» **PROBLEM REQUIREMENTS**:
Please answer these questions using the business interest passage below, one per line:
1. Under which section can a real property trade or business elect to be exempt from the Section 163(j) limitations?
2. What withholding tax rate does the US apply to interest payments sent from the US to foreign nationals?
3. In which two countries did Hong Kong investors set up special purpose intermediaries?

» **PASSAGE PROVIDED**:
Business Interest (BI)
BI includes all interest payments made except for ‘investment interest,’ which is exempt. Take note: since Portfolio Interest has always been recognized as investment interest, a significant planning opportunity arises here.
The Calculation Of Adjusted Taxable Income
One way to approach this is by fragmenting the company. If you leave all the income in one entity and isolate all the expenses into another entity, to inflate the income of the entity incurring the interest expenses. This is what Section 163(j)(8)(A)(i) specifically refers to as any “deduction or loss, which is not properly allocable” to the business. With careful restructuring using flow-through entities and consolidated compliance elections, lawful avoidance of Section 163(j) is possible.
Many businesses are exempt. A real property trade or business can make an election under Section 163(j)(7)(B) to be exempt from the new Section 163(j) limitations.
What Does it Mean?
It means a real estate business could use earnings-stripping strategies to reduce its entire US tax base and pay zero federal income taxes.
More exempt enterprises:
- Energy Providers
- Water & Sewage Services
The Portfolio Interest Exemption
Some countries do not tax their citizens on the interest income from foreign sources. This makes it very enticing to lend money to foreign nationals. As long as they can invest in countries with a robust and comprehensive civil legal system that upholds the rule of law, this is a perfect opportunity. This makes lending money to US citizens a fit. One such country is Hong Kong.
Things are complicated since the US subjects interest payments from the US to foreign nationals, to a 30-percent withholding tax rate. Tax treaties can lower this withholding rate. Since Hong Kong is a Special Autonomous Region (SAR) the US Chain Income Tax Treaty does not apply in this instance. As a result, Hong Kong investors created special purpose intermediaries in Luxembourg and Cyprus that have income tax treaties with the US that lowers the withholding tax rate on interest income leaving the US to 0%.
In the meantime, Luxembourg and Cyprus passed domestic legislation to facilitate transactions like these – in principle, these are state-sponsored tax avoidance.
The Hong Kong Investors can now make a loan to the intermediary in Luxembourg or Cyprus, which facilitates credit to the person in the US.

» **SUPPLIED ENTRIES**:

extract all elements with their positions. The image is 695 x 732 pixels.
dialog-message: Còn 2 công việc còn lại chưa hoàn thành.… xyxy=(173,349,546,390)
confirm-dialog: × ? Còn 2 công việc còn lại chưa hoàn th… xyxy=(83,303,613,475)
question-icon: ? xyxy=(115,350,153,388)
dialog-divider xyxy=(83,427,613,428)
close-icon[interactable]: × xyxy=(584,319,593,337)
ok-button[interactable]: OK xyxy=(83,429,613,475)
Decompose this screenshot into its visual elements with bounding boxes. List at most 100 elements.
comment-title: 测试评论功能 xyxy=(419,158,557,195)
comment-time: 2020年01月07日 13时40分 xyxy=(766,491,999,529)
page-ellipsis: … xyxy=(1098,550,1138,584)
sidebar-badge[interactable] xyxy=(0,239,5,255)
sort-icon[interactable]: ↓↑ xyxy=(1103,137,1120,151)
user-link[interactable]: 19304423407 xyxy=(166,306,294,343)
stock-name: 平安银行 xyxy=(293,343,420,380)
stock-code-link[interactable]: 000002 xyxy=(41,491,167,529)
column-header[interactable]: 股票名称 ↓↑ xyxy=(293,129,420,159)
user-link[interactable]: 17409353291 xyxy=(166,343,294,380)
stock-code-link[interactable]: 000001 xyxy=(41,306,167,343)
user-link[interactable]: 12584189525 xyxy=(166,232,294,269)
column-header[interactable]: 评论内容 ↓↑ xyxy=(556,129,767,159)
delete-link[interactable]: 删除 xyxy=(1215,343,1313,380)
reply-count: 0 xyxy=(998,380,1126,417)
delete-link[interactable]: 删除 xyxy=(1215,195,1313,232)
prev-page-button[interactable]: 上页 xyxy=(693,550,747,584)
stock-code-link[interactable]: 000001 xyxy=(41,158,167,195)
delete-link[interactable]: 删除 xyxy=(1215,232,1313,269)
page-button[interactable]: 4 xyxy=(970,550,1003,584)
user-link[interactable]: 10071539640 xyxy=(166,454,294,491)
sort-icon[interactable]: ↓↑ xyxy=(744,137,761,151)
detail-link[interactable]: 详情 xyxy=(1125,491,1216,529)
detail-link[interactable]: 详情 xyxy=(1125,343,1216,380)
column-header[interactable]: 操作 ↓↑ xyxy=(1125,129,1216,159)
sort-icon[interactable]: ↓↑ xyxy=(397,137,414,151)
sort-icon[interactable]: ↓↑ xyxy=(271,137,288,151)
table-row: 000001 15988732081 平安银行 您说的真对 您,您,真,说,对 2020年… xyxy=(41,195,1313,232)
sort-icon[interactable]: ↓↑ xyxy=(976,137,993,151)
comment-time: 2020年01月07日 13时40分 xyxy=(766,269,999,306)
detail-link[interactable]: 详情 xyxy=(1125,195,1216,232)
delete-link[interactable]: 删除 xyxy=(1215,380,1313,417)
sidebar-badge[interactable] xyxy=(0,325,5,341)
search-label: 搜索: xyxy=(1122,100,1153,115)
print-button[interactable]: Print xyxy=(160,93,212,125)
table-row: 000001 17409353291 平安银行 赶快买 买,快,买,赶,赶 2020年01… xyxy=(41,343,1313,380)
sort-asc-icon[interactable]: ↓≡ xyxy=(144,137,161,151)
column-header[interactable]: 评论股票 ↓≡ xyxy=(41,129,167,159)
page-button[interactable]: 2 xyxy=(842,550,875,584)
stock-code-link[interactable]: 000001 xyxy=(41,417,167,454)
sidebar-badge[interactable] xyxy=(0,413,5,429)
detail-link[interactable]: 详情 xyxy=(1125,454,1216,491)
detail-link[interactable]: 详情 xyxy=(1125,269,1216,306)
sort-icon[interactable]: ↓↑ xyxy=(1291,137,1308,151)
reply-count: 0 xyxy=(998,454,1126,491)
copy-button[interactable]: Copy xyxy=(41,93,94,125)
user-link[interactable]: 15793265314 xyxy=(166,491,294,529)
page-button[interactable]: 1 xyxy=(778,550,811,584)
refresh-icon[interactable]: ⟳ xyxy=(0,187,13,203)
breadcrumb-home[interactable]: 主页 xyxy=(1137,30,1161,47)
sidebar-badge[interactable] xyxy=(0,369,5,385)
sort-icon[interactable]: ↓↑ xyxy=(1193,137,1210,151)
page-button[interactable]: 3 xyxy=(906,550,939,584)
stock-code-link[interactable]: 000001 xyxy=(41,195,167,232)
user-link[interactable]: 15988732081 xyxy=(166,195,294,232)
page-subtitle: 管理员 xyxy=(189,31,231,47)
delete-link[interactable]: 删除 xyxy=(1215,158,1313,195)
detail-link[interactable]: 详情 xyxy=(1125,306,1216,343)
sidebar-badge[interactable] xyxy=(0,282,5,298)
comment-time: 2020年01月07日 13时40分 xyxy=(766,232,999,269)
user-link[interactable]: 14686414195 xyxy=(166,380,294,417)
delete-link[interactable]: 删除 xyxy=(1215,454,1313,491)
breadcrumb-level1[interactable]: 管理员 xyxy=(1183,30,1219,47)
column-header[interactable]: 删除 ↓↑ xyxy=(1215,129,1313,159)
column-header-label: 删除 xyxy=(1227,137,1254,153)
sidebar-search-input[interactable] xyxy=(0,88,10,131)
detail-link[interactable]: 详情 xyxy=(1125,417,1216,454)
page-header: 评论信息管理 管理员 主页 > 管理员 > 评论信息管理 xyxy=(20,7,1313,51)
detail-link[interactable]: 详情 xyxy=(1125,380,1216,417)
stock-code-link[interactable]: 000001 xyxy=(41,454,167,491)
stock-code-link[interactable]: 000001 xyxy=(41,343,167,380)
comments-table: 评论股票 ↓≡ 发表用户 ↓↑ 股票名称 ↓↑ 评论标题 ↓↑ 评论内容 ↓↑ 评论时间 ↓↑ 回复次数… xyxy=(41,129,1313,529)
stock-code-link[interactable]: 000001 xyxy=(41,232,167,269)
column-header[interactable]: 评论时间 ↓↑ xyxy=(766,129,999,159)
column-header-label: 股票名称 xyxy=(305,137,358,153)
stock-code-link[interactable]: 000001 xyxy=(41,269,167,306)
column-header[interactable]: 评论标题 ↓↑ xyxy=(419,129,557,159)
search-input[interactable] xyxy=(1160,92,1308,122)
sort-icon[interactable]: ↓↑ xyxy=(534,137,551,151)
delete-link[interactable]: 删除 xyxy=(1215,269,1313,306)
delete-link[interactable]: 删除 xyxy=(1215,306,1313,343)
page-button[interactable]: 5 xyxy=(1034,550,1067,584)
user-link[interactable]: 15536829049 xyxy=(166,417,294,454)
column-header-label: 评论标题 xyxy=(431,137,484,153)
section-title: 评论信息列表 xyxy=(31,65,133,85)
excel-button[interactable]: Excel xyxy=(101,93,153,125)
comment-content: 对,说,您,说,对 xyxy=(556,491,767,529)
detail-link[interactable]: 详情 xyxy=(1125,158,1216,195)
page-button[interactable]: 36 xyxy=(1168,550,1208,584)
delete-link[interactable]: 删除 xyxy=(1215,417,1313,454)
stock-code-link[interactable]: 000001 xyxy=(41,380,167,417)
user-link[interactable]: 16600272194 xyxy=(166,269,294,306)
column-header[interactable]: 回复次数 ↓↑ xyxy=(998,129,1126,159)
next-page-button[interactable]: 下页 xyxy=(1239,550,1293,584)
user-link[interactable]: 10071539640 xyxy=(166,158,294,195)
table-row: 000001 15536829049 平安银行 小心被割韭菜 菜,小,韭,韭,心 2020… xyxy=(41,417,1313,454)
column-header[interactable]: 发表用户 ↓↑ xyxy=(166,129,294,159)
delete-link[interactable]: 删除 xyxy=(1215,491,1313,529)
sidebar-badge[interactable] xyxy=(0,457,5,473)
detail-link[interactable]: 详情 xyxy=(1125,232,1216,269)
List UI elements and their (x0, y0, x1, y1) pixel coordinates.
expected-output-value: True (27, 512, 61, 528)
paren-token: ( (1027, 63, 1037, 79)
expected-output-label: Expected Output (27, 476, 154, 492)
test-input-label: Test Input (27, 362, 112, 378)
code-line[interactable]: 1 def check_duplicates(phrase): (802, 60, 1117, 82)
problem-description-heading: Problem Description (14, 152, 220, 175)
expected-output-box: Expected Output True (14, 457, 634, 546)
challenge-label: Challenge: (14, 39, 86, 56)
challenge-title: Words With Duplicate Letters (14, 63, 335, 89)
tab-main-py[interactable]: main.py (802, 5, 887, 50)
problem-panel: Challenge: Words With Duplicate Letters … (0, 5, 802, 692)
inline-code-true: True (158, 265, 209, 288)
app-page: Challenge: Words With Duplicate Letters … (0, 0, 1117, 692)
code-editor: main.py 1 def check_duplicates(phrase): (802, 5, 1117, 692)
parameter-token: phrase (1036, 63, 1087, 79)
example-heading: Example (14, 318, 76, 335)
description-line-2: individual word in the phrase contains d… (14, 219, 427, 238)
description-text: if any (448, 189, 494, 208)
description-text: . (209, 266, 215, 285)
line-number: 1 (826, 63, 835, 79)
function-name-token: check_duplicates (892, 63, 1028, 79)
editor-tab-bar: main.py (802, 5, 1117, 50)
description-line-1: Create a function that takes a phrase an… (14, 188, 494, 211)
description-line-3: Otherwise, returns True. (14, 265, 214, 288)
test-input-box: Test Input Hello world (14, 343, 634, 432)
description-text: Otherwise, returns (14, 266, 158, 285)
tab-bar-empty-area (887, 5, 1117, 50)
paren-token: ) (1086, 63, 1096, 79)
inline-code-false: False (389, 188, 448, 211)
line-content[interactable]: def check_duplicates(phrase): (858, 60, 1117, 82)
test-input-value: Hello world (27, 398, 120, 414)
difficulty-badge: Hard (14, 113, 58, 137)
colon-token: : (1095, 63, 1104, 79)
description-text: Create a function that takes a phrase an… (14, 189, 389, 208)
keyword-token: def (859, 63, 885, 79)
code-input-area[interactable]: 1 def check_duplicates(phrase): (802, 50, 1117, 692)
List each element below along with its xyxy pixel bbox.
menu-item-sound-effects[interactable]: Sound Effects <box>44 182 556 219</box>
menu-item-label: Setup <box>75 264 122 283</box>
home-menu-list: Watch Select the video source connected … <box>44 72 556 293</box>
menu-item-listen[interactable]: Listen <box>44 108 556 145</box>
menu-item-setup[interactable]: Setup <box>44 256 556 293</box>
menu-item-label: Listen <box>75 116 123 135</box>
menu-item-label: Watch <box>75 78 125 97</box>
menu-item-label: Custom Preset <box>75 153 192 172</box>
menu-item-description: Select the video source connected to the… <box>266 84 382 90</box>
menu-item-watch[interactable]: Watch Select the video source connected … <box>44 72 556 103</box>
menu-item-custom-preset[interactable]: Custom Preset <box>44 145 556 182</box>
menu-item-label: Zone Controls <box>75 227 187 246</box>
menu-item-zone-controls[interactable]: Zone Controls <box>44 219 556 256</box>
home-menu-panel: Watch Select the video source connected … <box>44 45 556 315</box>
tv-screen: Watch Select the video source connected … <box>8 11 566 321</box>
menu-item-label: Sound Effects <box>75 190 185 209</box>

» **SOLVED PROBLEM**:
1. Section 163(j)(7)(B)
2. 30 percent
3. Luxembourg and Cyprus